Exercise material:
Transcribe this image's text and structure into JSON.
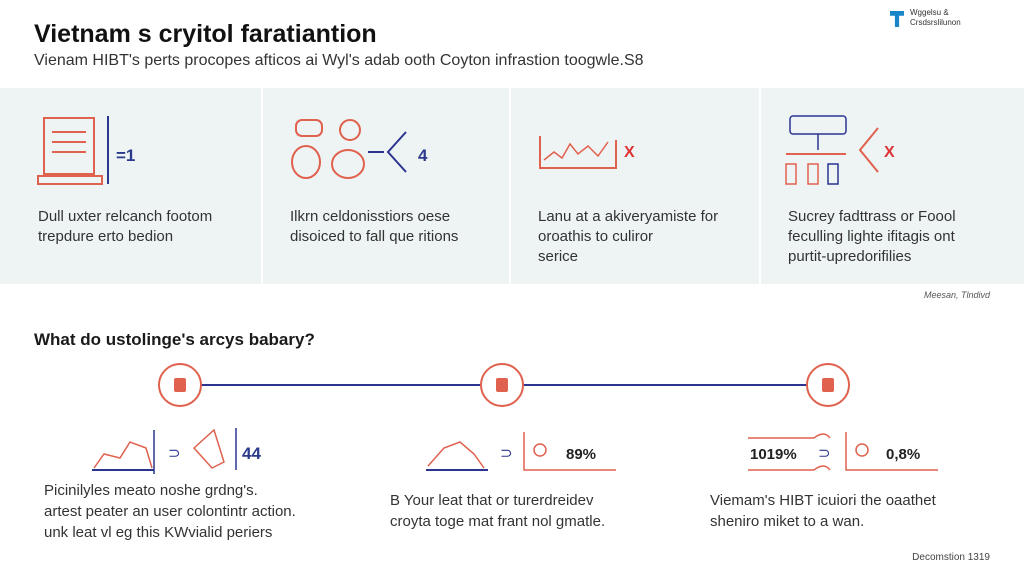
{
  "header": {
    "title": "Vietnam s cryitol faratiantion",
    "subtitle": "Vienam HIBT's perts procopes afticos ai Wyl's adab ooth Coyton infrastion toogwle.S8",
    "logo_line1": "Wggelsu &",
    "logo_line2": "Crsdsrslilunon"
  },
  "panels": [
    {
      "value": "=1",
      "marker": "",
      "text": [
        "Dull uxter relcanch footom",
        "trepdure erto bedion"
      ]
    },
    {
      "value": "4",
      "marker": "",
      "text": [
        "Ilkrn celdonisstiors oese",
        "disoiced to fall que ritions"
      ]
    },
    {
      "value": "",
      "marker": "X",
      "text": [
        "Lanu at a akiveryamiste for",
        "oroathis to culiror",
        "serice"
      ]
    },
    {
      "value": "",
      "marker": "X",
      "text": [
        "Sucrey fadttrass or Foool",
        "feculling lighte ifitagis ont",
        "purtit-upredorifilies"
      ]
    }
  ],
  "credit": "Meesan, Tlndivd",
  "question": "What do ustolinge's arcys babary?",
  "steps": [
    {
      "value_left": "",
      "value_right": "44",
      "text": [
        "Picinilyles meato noshe grdng's.",
        "artest peater an user colontintr action.",
        "unk leat vl eg this KWvialid periers"
      ]
    },
    {
      "value_left": "",
      "value_right": "89%",
      "text": [
        "B Your leat that or turerdreidev",
        "croyta toge mat frant nol gmatle."
      ]
    },
    {
      "value_left": "1019%",
      "value_right": "0,8%",
      "text": [
        "Viemam's HIBT icuiori the oaathet",
        "sheniro miket to a wan."
      ]
    }
  ],
  "footer": "Decomstion 1319",
  "colors": {
    "accent_red": "#e0614e",
    "accent_navy": "#2b3590",
    "band": "#eef4f4"
  }
}
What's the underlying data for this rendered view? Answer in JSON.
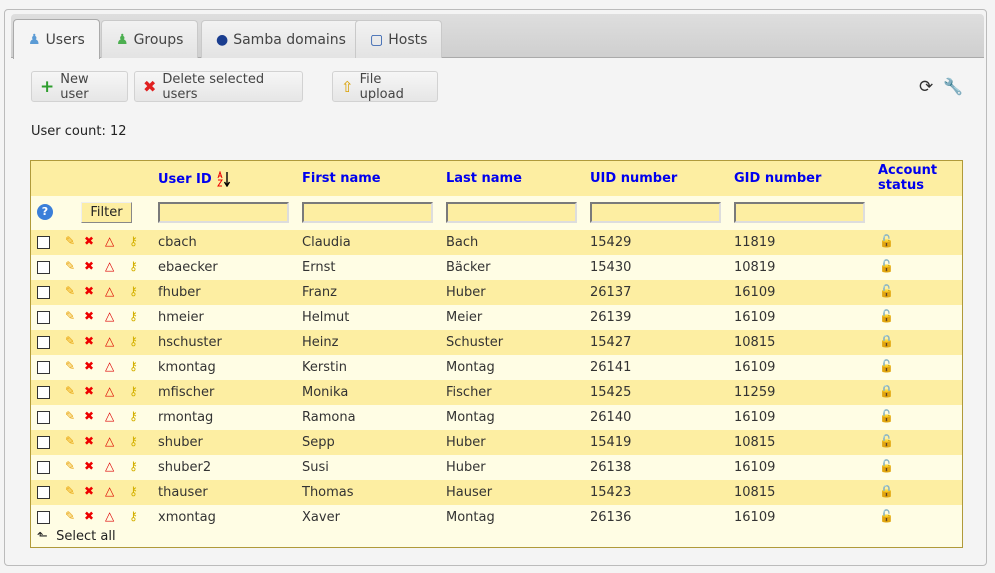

Prompt: Look through the records and gather every line containing "leat".

Written answer:
        "unk leat vl eg this KWvialid periers"
        "B Your leat that or turerdreidev",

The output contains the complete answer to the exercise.